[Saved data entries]
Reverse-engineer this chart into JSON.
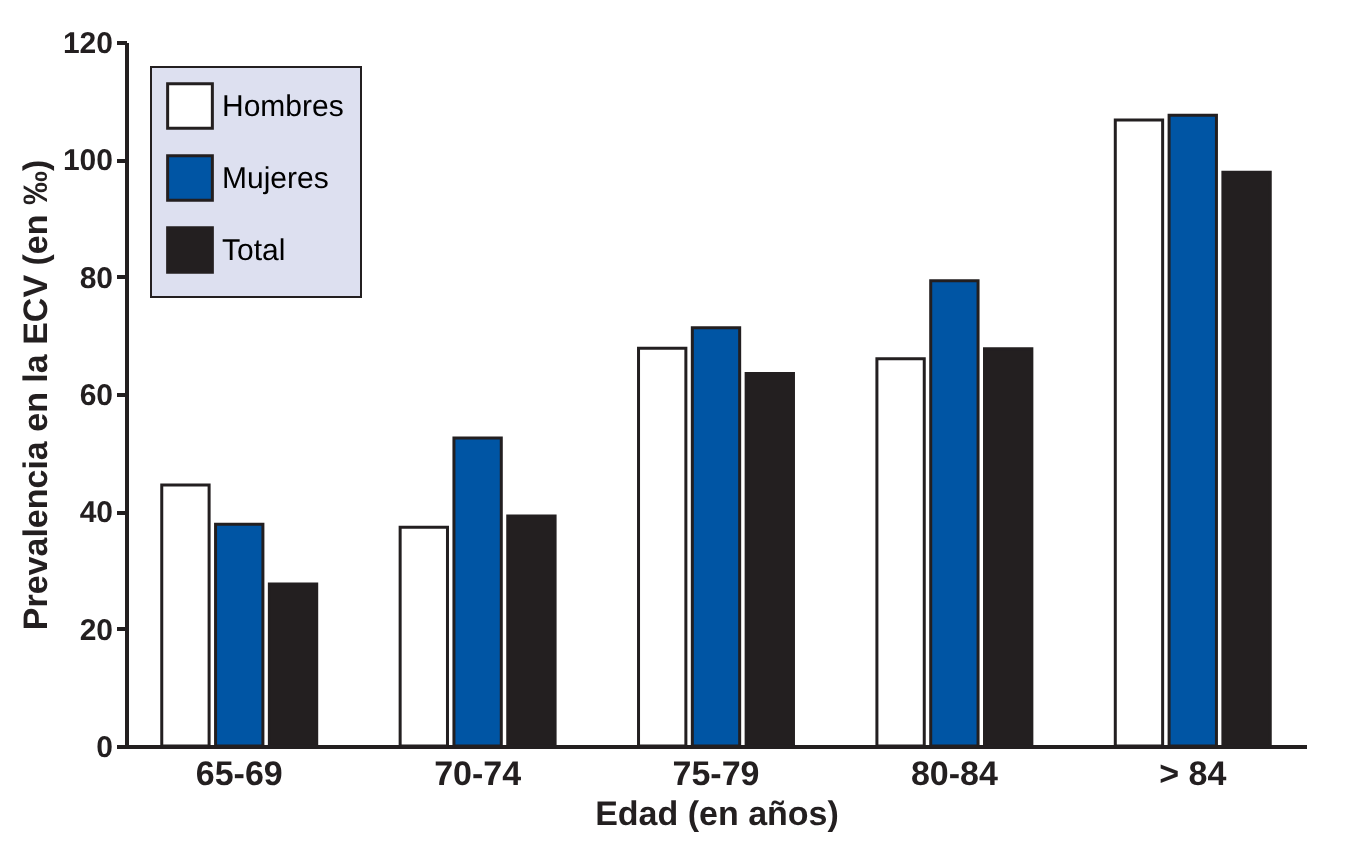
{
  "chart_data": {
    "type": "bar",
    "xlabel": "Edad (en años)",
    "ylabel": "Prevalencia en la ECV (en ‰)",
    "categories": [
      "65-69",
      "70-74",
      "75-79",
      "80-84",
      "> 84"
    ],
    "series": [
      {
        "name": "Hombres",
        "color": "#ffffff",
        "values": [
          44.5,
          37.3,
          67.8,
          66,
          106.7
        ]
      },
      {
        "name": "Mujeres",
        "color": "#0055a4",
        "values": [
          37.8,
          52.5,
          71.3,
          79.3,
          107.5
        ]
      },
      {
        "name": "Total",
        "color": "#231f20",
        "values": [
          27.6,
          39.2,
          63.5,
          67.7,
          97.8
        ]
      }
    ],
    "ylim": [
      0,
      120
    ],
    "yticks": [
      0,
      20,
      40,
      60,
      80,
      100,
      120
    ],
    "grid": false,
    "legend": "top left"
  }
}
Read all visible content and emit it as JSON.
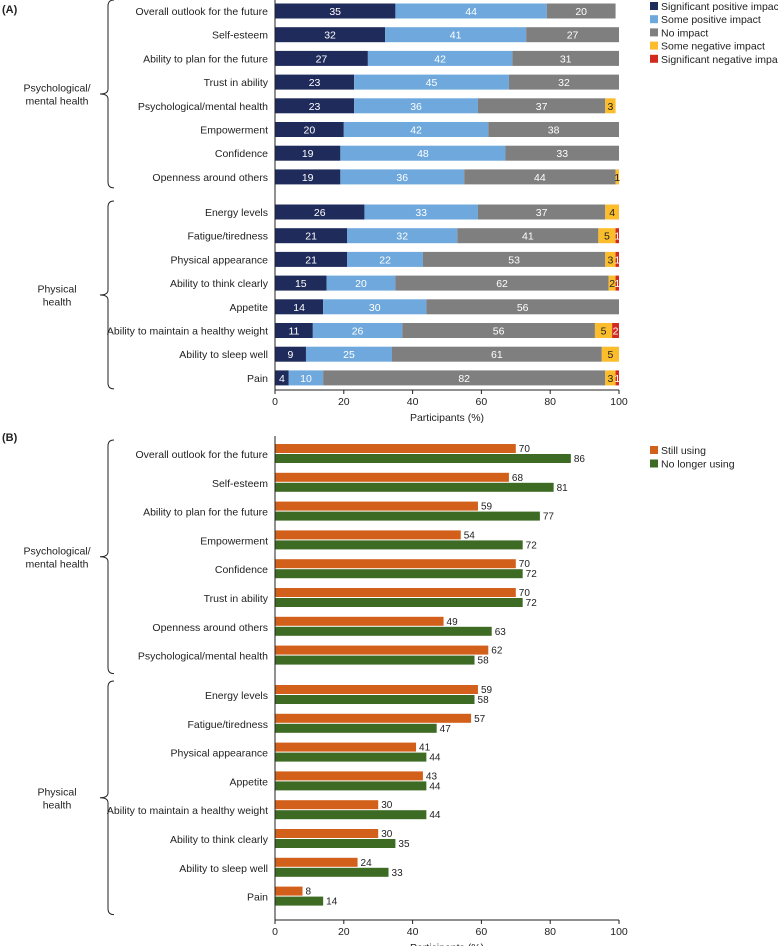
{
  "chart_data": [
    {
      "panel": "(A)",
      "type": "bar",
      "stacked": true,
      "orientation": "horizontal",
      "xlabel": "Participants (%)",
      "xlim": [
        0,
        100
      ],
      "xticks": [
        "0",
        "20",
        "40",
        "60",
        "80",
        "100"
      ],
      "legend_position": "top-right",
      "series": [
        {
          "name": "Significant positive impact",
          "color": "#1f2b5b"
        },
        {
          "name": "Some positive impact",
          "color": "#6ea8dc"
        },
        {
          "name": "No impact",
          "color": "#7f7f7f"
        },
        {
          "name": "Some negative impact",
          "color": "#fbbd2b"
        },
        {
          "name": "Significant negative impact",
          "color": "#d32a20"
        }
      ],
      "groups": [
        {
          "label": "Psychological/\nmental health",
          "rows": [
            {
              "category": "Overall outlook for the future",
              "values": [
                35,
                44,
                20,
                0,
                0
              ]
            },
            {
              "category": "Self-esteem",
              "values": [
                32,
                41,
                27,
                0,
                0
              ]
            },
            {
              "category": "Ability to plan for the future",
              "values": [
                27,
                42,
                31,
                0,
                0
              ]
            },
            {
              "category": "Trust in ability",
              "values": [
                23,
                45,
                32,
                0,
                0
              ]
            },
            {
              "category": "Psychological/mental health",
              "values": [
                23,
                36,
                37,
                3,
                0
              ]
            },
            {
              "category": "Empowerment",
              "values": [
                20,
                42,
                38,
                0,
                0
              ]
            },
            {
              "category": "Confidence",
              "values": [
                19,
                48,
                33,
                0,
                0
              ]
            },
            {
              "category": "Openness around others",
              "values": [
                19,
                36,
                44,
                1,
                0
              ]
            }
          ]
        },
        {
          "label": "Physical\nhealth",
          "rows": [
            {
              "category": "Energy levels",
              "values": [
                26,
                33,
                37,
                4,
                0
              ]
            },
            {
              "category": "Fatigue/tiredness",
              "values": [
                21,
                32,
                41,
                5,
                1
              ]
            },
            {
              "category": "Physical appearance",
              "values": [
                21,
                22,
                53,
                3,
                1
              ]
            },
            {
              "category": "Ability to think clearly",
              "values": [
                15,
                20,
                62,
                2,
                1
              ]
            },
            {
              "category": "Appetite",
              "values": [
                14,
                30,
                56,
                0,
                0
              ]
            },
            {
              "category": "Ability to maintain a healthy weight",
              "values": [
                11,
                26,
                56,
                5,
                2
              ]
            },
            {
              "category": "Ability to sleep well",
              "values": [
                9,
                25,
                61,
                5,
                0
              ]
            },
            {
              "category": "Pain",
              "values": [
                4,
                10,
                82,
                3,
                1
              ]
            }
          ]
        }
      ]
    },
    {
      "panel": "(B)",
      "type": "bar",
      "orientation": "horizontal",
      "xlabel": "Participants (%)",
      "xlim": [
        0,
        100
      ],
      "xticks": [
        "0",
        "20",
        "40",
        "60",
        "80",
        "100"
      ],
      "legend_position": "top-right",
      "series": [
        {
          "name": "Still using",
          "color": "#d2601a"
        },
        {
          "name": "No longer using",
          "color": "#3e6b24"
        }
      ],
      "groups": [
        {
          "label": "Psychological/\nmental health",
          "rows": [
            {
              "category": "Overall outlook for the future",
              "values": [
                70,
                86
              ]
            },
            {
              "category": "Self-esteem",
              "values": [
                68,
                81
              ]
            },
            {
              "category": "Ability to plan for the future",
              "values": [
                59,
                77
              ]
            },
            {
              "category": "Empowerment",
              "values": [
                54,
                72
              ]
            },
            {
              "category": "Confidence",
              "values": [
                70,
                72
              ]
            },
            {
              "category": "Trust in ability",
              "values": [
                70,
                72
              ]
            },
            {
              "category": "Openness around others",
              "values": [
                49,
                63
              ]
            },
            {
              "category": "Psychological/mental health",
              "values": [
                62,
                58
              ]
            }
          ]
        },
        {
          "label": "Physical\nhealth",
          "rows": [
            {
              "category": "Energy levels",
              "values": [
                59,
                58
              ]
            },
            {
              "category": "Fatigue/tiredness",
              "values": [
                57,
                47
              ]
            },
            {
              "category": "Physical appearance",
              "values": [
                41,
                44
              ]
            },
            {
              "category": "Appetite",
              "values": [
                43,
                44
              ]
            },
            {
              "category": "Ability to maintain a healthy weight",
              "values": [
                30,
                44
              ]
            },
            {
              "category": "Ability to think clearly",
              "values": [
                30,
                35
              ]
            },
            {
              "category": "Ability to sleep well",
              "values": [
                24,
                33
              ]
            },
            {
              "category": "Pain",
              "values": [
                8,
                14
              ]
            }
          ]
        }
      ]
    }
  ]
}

* * *

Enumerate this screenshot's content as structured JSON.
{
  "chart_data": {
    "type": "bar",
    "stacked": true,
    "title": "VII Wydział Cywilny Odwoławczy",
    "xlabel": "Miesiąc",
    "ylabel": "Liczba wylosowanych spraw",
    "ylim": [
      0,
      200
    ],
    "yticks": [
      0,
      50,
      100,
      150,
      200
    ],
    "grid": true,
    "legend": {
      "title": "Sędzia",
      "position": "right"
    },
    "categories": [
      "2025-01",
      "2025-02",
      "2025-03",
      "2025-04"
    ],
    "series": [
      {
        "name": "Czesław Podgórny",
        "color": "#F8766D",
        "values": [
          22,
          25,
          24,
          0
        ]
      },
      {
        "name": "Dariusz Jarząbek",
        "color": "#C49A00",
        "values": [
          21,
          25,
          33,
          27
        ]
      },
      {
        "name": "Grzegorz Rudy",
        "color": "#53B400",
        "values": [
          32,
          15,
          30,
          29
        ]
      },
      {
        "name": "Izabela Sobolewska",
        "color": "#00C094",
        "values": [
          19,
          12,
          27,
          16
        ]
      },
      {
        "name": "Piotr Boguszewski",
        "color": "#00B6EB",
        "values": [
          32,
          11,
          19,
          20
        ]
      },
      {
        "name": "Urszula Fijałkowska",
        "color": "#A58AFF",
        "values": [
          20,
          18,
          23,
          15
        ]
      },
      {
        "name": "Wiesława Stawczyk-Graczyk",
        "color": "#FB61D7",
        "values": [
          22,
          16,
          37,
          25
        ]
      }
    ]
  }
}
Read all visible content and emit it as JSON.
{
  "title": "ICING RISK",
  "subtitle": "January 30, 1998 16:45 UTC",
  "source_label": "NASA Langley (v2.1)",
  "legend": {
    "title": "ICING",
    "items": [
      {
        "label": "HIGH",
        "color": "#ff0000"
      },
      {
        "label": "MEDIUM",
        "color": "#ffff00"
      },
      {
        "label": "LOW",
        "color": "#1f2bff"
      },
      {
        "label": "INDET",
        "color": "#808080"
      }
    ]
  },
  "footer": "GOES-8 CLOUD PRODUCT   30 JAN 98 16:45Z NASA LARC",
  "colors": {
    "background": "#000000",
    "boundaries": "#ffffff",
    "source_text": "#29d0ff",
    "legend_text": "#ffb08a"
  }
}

Instructions for the task: Using the listing above, show each line holding the string "NASA".

Exercise response:
  "source_label": "NASA Langley (v2.1)",
  "footer": "GOES-8 CLOUD PRODUCT   30 JAN 98 16:45Z NASA LARC",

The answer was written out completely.